┌──

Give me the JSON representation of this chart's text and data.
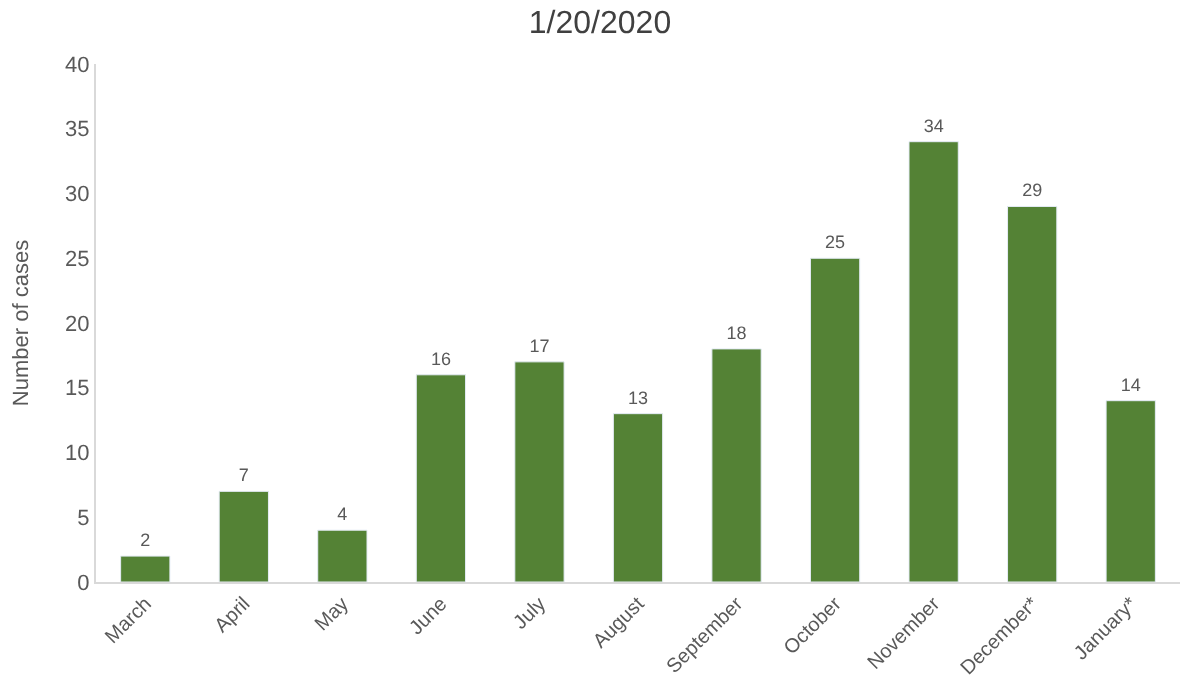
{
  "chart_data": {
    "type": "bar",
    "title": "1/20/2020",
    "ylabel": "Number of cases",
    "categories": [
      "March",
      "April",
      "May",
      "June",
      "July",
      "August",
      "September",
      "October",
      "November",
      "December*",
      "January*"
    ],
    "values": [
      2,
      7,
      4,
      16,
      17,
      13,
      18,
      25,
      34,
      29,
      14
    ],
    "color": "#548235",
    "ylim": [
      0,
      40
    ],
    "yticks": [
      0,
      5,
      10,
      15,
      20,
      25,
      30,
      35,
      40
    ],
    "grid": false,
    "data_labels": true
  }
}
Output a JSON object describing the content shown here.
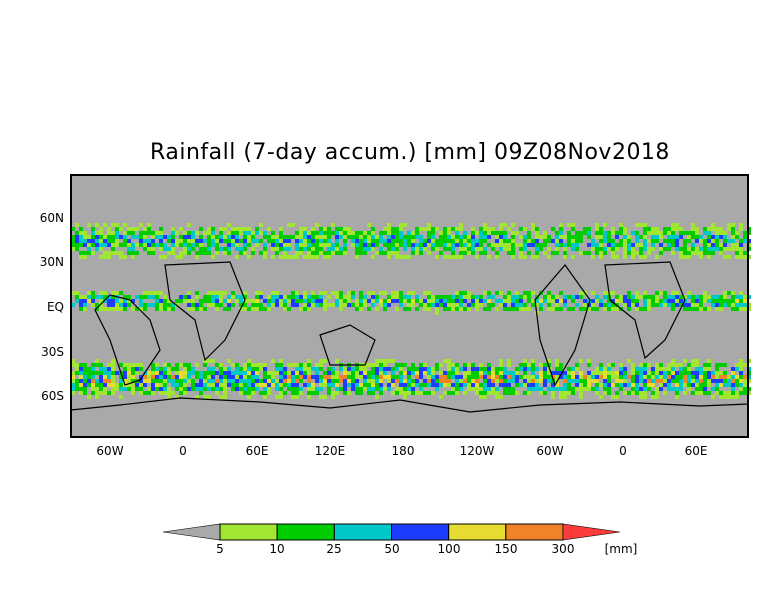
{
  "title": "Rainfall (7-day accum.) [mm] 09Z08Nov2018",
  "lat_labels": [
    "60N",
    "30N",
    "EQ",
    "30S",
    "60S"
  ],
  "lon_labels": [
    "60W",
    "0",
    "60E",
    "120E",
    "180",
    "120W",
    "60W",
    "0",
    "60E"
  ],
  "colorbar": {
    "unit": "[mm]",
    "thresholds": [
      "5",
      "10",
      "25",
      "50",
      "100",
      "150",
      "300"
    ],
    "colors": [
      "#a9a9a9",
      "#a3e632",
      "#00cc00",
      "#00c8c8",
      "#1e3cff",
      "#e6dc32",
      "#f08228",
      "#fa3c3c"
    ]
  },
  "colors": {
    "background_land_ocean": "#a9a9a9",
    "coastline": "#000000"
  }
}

└──

### Do this
From the records given above, copy all lines containing "JSON".

### Output
Give me the JSON representation of this chart's text and data.
Output a JSON object describing the content shown here.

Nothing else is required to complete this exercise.